**Task brief**
Copy out the listing that follows exactly, dropping every picture.
[START]
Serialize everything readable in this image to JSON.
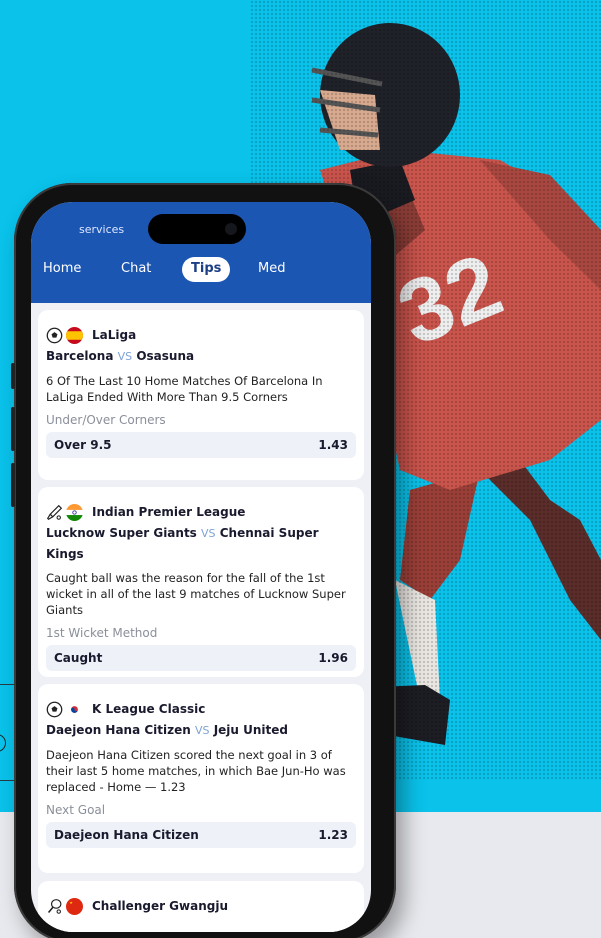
{
  "header": {
    "label": "services",
    "tabs": [
      {
        "label": "Home"
      },
      {
        "label": "Chat"
      },
      {
        "label": "Tips"
      },
      {
        "label": "Med"
      }
    ]
  },
  "tips": [
    {
      "sport_icon": "soccer-ball-icon",
      "flag_icon": "spain-flag-icon",
      "league": "LaLiga",
      "home": "Barcelona",
      "vs": "VS",
      "away": "Osasuna",
      "description": "6 Of The Last 10 Home Matches Of Barcelona In LaLiga Ended With More Than 9.5 Corners",
      "market": "Under/Over Corners",
      "pick": "Over 9.5",
      "odds": "1.43"
    },
    {
      "sport_icon": "cricket-bat-icon",
      "flag_icon": "india-flag-icon",
      "league": "Indian Premier League",
      "home": "Lucknow Super Giants",
      "vs": "VS",
      "away": "Chennai Super Kings",
      "description": "Caught ball was the reason for the fall of the 1st wicket in all of the last 9 matches of Lucknow Super Giants",
      "market": "1st Wicket Method",
      "pick": "Caught",
      "odds": "1.96"
    },
    {
      "sport_icon": "soccer-ball-icon",
      "flag_icon": "south-korea-flag-icon",
      "league": "K League Classic",
      "home": "Daejeon Hana Citizen",
      "vs": "VS",
      "away": "Jeju United",
      "description": "Daejeon Hana Citizen scored the next goal in 3 of their last 5 home matches, in which Bae Jun-Ho was replaced - Home — 1.23",
      "market": "Next Goal",
      "pick": "Daejeon Hana Citizen",
      "odds": "1.23"
    },
    {
      "sport_icon": "tennis-racket-icon",
      "flag_icon": "china-flag-icon",
      "league": "Challenger Gwangju"
    }
  ],
  "colors": {
    "background": "#0ac2ea",
    "header": "#1c56b3",
    "vs": "#7da2d6",
    "jersey": "#c9544c"
  }
}
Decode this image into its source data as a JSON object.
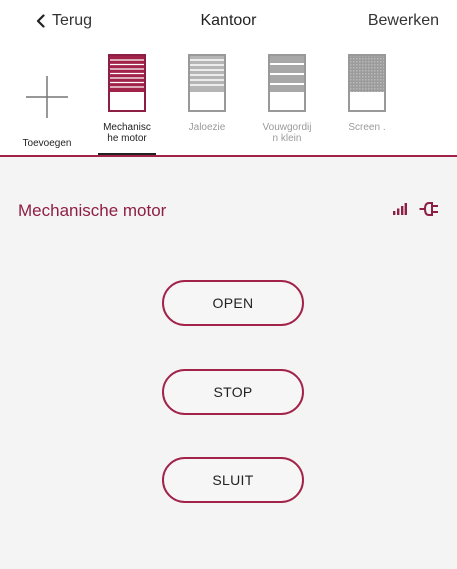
{
  "nav": {
    "back_label": "Terug",
    "title": "Kantoor",
    "edit_label": "Bewerken"
  },
  "devices": [
    {
      "label": "Toevoegen",
      "icon": "plus-icon",
      "active": false
    },
    {
      "label": "Mechanisc he motor",
      "icon": "roller-shutter-icon",
      "active": true
    },
    {
      "label": "Jaloezie",
      "icon": "venetian-blind-icon",
      "active": false
    },
    {
      "label": "Vouwgordij n  klein",
      "icon": "folding-curtain-icon",
      "active": false
    },
    {
      "label": "Screen .",
      "icon": "screen-shade-icon",
      "active": false
    }
  ],
  "panel": {
    "title": "Mechanische motor",
    "signal_icon": "signal-strength-icon",
    "power_icon": "plug-icon"
  },
  "controls": {
    "open_label": "OPEN",
    "stop_label": "STOP",
    "close_label": "SLUIT"
  },
  "colors": {
    "accent": "#a2234a",
    "title": "#8e1f44",
    "panel_bg": "#f5f4f4",
    "inactive_text": "#9a9a9a"
  }
}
[END]
**Answer for the task**
Serialize everything readable in this image to JSON.
{
  "header": {
    "label": "services",
    "tabs": [
      {
        "label": "Home"
      },
      {
        "label": "Chat"
      },
      {
        "label": "Tips"
      },
      {
        "label": "Med"
      }
    ]
  },
  "tips": [
    {
      "sport_icon": "soccer-ball-icon",
      "flag_icon": "spain-flag-icon",
      "league": "LaLiga",
      "home": "Barcelona",
      "vs": "VS",
      "away": "Osasuna",
      "description": "6 Of The Last 10 Home Matches Of Barcelona In LaLiga Ended With More Than 9.5 Corners",
      "market": "Under/Over Corners",
      "pick": "Over 9.5",
      "odds": "1.43"
    },
    {
      "sport_icon": "cricket-bat-icon",
      "flag_icon": "india-flag-icon",
      "league": "Indian Premier League",
      "home": "Lucknow Super Giants",
      "vs": "VS",
      "away": "Chennai Super Kings",
      "description": "Caught ball was the reason for the fall of the 1st wicket in all of the last 9 matches of Lucknow Super Giants",
      "market": "1st Wicket Method",
      "pick": "Caught",
      "odds": "1.96"
    },
    {
      "sport_icon": "soccer-ball-icon",
      "flag_icon": "south-korea-flag-icon",
      "league": "K League Classic",
      "home": "Daejeon Hana Citizen",
      "vs": "VS",
      "away": "Jeju United",
      "description": "Daejeon Hana Citizen scored the next goal in 3 of their last 5 home matches, in which Bae Jun-Ho was replaced - Home — 1.23",
      "market": "Next Goal",
      "pick": "Daejeon Hana Citizen",
      "odds": "1.23"
    },
    {
      "sport_icon": "tennis-racket-icon",
      "flag_icon": "china-flag-icon",
      "league": "Challenger Gwangju"
    }
  ],
  "colors": {
    "background": "#0ac2ea",
    "header": "#1c56b3",
    "vs": "#7da2d6",
    "jersey": "#c9544c"
  }
}
Decode this image into its source data as a JSON object.
{
  "nav": {
    "back_label": "Terug",
    "title": "Kantoor",
    "edit_label": "Bewerken"
  },
  "devices": [
    {
      "label": "Toevoegen",
      "icon": "plus-icon",
      "active": false
    },
    {
      "label": "Mechanisc he motor",
      "icon": "roller-shutter-icon",
      "active": true
    },
    {
      "label": "Jaloezie",
      "icon": "venetian-blind-icon",
      "active": false
    },
    {
      "label": "Vouwgordij n  klein",
      "icon": "folding-curtain-icon",
      "active": false
    },
    {
      "label": "Screen .",
      "icon": "screen-shade-icon",
      "active": false
    }
  ],
  "panel": {
    "title": "Mechanische motor",
    "signal_icon": "signal-strength-icon",
    "power_icon": "plug-icon"
  },
  "controls": {
    "open_label": "OPEN",
    "stop_label": "STOP",
    "close_label": "SLUIT"
  },
  "colors": {
    "accent": "#a2234a",
    "title": "#8e1f44",
    "panel_bg": "#f5f4f4",
    "inactive_text": "#9a9a9a"
  }
}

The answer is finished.